** BEGIN EXERCISE MATERIAL **
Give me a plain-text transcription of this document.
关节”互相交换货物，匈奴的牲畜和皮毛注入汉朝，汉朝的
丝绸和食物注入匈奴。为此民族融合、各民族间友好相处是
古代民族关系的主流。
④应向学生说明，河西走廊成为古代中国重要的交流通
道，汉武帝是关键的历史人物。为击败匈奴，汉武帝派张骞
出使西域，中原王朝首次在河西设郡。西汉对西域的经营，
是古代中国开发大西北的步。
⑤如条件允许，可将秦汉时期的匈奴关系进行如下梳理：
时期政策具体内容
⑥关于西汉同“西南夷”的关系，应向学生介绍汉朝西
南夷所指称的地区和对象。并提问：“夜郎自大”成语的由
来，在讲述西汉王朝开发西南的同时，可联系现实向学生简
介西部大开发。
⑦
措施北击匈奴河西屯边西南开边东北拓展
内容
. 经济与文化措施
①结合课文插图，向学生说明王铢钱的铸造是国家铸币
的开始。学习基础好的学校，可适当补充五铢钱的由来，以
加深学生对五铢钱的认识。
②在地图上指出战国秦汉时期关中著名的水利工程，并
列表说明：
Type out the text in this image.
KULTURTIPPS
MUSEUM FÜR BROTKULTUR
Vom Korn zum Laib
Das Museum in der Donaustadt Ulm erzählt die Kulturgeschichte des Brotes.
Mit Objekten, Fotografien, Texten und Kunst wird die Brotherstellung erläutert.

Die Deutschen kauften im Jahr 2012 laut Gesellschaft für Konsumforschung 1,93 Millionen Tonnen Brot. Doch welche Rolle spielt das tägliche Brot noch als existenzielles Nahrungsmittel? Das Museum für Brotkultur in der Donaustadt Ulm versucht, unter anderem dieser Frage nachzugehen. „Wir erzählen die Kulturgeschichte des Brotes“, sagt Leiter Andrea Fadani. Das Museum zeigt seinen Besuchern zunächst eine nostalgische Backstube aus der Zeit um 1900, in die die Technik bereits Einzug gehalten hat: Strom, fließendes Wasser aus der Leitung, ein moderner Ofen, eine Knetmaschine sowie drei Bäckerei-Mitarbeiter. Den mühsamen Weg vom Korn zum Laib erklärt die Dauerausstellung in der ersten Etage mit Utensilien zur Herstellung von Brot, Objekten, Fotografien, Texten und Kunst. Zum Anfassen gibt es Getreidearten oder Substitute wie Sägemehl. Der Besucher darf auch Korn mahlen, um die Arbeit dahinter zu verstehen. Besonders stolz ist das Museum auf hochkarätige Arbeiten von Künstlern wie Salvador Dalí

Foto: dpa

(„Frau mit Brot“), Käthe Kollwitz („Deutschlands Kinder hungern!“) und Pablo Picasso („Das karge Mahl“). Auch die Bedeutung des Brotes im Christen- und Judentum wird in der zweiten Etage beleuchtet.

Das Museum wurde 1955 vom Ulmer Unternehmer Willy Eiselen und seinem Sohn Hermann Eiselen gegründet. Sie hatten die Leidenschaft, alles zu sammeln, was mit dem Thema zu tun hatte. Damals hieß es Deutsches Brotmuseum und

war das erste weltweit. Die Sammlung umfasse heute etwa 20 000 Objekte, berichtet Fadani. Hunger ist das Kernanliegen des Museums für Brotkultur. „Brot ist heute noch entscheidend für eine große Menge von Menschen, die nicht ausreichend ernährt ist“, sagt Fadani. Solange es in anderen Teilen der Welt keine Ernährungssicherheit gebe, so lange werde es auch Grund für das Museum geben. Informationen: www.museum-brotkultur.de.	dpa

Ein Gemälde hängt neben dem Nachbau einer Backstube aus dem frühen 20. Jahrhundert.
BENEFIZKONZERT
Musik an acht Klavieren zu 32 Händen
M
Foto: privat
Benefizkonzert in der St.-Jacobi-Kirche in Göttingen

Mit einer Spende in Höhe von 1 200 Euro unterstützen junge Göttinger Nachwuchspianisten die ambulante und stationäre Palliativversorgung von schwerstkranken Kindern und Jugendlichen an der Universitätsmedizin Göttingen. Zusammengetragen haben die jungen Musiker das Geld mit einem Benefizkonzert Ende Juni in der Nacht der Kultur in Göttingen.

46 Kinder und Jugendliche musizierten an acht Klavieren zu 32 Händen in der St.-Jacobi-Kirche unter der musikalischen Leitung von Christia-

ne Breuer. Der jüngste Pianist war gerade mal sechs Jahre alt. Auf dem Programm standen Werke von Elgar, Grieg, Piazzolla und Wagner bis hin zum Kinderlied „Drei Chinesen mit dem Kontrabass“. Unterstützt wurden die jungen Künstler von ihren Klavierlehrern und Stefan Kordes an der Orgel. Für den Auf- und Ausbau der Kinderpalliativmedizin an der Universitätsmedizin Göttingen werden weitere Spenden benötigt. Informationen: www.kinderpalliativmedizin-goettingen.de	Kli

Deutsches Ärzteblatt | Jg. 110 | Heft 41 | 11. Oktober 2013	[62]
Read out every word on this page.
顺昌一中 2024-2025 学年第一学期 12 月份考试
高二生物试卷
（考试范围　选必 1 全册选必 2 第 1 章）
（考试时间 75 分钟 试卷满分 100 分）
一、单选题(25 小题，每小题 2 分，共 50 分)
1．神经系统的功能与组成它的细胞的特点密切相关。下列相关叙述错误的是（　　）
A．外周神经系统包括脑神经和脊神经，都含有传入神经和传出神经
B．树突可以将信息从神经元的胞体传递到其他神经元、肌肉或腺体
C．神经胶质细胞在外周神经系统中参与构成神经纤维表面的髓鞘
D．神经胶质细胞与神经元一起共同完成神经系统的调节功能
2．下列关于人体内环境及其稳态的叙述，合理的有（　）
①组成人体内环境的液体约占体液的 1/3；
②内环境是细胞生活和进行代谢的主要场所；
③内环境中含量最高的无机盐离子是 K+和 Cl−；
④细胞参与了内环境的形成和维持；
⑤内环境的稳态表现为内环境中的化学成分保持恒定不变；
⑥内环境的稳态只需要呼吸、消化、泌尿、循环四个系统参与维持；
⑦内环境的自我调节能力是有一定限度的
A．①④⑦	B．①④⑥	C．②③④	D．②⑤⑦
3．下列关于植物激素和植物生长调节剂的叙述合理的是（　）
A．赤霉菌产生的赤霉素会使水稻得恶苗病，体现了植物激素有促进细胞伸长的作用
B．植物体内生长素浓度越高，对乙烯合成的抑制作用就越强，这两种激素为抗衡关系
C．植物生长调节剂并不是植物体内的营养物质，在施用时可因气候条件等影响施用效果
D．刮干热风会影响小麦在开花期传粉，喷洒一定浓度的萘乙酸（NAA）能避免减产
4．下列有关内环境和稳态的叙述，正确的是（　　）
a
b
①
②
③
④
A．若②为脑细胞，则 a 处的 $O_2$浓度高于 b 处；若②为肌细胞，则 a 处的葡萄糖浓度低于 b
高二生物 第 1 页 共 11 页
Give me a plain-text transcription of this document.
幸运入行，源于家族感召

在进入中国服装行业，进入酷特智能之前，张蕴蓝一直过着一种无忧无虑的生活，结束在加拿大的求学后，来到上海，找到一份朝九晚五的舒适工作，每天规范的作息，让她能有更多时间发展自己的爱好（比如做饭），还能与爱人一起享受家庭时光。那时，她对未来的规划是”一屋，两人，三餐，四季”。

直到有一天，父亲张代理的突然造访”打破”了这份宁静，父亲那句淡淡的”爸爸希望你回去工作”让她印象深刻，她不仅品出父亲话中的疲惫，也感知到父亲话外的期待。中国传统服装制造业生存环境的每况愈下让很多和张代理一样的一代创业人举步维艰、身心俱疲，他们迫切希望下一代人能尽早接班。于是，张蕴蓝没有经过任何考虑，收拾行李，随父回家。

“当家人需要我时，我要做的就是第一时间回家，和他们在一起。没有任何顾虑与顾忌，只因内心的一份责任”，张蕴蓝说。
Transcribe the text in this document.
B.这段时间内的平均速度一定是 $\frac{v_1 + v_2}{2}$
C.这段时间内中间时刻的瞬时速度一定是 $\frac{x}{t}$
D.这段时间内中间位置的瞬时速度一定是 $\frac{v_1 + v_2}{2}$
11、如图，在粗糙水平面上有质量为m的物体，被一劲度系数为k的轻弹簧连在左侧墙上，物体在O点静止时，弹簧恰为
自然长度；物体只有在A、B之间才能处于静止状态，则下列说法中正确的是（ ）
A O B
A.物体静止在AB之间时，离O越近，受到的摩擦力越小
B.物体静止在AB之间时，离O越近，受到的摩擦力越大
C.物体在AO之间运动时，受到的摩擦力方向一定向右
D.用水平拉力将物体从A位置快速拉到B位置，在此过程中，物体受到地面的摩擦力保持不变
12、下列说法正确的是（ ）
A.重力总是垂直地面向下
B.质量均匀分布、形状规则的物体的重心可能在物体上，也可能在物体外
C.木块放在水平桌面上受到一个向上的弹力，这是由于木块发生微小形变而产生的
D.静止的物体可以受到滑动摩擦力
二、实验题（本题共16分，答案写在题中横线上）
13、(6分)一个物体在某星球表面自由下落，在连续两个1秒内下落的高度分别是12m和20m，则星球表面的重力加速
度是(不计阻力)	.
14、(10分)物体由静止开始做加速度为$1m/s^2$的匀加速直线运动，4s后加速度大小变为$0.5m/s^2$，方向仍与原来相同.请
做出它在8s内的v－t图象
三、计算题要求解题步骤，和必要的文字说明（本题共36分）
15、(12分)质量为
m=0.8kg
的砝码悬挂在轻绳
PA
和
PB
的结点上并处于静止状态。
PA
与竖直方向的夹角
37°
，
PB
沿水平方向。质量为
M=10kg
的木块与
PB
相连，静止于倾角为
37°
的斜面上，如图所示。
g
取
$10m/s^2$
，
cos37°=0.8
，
** END EXERCISE MATERIAL **
### WHAT IS NEEDED
Where a line in the material contains "einer", copy that line.

### TASK SOLUTION
Ein Gemälde hängt neben dem Nachbau einer Backstube aus dem frühen 20. Jahrhundert.
Mit einer Spende in Höhe von 1 200 Euro unterstützen junge Göttinger Nachwuchspianisten die ambulante und stationäre Palliativversorgung von schwerstkranken Kindern und Jugendlichen an der Universitätsmedizin Göttingen. Zusammengetragen haben die jungen Musiker das Geld mit einem Benefizkonzert Ende Juni in der Nacht der Kultur in Göttingen.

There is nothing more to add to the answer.